--- BEGIN EXERCISE MATERIAL ---
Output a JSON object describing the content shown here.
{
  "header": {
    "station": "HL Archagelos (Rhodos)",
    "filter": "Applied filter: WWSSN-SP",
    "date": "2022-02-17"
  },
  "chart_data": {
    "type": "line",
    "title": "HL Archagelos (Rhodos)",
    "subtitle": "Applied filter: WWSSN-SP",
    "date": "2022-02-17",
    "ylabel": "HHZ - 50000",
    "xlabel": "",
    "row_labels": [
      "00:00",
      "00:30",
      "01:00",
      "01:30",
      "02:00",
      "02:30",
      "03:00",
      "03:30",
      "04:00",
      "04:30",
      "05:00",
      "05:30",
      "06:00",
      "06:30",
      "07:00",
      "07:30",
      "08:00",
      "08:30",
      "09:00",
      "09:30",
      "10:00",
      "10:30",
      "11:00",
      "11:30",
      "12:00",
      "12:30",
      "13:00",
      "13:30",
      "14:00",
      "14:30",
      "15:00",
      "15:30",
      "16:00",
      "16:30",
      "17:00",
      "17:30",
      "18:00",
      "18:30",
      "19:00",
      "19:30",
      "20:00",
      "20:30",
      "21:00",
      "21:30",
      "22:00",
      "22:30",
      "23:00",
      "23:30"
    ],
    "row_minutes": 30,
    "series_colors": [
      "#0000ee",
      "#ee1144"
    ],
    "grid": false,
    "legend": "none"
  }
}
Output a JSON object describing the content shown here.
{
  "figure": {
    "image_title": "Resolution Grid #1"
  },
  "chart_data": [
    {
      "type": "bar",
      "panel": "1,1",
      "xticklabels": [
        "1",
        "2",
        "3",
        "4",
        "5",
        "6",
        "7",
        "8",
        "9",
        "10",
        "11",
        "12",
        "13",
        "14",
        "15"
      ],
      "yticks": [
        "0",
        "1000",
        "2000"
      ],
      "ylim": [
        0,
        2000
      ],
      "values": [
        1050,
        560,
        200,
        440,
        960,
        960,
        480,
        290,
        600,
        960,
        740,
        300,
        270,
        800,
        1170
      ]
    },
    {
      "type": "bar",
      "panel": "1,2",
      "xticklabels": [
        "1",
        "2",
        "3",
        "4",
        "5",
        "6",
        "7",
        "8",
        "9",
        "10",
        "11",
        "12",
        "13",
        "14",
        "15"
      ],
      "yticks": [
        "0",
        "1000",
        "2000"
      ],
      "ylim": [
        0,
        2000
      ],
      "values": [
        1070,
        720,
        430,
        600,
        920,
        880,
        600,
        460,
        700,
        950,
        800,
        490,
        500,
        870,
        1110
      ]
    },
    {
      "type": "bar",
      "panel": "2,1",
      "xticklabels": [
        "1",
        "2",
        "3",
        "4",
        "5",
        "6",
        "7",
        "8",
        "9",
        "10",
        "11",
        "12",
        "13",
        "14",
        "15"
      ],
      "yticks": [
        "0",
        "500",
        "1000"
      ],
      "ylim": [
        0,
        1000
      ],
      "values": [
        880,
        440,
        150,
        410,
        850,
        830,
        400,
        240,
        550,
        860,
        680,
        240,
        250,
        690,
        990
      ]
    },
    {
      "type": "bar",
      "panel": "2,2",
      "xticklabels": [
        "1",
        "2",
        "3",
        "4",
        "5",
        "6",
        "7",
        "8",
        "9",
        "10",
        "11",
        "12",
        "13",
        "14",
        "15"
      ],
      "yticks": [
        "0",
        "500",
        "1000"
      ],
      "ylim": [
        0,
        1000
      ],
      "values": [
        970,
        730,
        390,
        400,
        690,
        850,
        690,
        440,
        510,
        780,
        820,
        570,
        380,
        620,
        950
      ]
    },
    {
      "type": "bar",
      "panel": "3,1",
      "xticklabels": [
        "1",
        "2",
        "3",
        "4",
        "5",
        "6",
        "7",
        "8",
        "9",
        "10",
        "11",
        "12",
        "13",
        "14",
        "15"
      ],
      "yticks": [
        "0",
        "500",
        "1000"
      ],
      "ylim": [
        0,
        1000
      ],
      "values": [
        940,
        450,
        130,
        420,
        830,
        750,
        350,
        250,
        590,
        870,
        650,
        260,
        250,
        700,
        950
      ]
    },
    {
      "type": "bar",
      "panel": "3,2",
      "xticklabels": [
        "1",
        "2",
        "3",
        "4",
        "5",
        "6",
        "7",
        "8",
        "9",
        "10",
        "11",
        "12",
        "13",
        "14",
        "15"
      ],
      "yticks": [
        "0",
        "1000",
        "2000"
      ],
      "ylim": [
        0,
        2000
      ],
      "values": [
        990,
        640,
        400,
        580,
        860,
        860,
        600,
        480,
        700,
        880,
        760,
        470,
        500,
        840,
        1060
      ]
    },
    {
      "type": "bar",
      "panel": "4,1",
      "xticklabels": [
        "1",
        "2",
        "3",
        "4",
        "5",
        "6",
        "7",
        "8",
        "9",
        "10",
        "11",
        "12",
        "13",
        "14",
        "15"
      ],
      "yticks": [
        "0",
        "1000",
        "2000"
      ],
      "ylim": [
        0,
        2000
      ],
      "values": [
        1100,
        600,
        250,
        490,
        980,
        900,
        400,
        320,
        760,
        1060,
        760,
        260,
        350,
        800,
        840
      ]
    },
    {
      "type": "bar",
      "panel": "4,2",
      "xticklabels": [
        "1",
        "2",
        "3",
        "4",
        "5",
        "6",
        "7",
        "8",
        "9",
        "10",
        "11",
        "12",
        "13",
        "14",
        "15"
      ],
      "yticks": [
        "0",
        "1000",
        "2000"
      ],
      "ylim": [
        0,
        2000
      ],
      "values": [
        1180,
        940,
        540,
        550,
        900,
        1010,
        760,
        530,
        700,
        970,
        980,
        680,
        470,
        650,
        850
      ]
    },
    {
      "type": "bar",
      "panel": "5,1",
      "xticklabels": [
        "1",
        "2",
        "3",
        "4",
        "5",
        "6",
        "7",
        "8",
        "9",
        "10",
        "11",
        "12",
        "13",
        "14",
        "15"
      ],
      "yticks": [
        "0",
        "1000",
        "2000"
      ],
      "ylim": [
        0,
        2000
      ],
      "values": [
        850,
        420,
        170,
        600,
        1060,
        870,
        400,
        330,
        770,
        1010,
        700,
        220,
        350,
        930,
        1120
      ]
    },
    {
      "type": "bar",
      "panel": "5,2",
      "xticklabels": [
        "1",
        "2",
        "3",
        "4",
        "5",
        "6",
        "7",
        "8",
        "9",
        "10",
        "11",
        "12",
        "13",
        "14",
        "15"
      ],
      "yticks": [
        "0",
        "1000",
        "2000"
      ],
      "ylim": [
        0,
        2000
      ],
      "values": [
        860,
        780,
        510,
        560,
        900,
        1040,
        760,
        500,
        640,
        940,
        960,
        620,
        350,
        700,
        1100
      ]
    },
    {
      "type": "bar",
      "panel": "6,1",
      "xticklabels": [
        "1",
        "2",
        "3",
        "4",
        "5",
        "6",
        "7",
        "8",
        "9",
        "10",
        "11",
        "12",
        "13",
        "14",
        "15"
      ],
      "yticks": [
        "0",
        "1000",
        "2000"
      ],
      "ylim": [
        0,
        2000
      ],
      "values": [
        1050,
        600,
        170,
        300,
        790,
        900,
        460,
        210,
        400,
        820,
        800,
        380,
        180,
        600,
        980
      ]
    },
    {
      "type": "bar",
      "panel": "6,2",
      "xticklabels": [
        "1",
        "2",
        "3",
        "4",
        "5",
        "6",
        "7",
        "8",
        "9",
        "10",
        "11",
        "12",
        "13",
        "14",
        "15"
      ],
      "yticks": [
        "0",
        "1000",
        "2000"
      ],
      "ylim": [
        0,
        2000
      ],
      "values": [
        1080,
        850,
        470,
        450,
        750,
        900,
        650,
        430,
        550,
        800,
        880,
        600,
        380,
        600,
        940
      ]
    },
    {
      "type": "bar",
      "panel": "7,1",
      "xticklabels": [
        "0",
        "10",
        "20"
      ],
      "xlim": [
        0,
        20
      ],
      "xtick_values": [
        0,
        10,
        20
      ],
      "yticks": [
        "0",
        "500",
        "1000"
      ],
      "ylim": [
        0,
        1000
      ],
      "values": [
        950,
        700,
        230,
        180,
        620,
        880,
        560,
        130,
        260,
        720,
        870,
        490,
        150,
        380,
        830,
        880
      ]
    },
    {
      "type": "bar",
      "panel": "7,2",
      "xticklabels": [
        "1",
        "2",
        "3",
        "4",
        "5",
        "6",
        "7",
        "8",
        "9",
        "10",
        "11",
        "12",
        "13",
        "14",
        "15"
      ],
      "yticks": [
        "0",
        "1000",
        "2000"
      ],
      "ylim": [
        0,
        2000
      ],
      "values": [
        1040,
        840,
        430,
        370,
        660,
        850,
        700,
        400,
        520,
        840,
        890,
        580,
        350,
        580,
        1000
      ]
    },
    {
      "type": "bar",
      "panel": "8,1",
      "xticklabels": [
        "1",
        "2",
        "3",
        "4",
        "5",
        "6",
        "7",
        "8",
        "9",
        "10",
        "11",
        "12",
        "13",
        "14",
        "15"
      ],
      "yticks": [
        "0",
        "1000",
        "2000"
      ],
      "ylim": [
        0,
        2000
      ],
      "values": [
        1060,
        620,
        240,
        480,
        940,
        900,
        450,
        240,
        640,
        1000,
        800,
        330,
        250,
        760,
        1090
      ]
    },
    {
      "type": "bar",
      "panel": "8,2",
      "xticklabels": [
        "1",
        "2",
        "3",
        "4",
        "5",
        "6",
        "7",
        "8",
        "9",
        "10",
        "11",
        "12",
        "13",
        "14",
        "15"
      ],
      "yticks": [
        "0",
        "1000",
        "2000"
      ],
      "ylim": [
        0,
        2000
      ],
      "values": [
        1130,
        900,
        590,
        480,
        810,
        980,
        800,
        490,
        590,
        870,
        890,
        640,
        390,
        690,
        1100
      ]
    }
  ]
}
--- END EXERCISE MATERIAL ---
■ **PROBLEM TO SOLVE**
Select, from the listing, all lines that include the word "filter".

■ **ANSWER TO THIS TASK**
    "filter": "Applied filter: WWSSN-SP",
    "subtitle": "Applied filter: WWSSN-SP",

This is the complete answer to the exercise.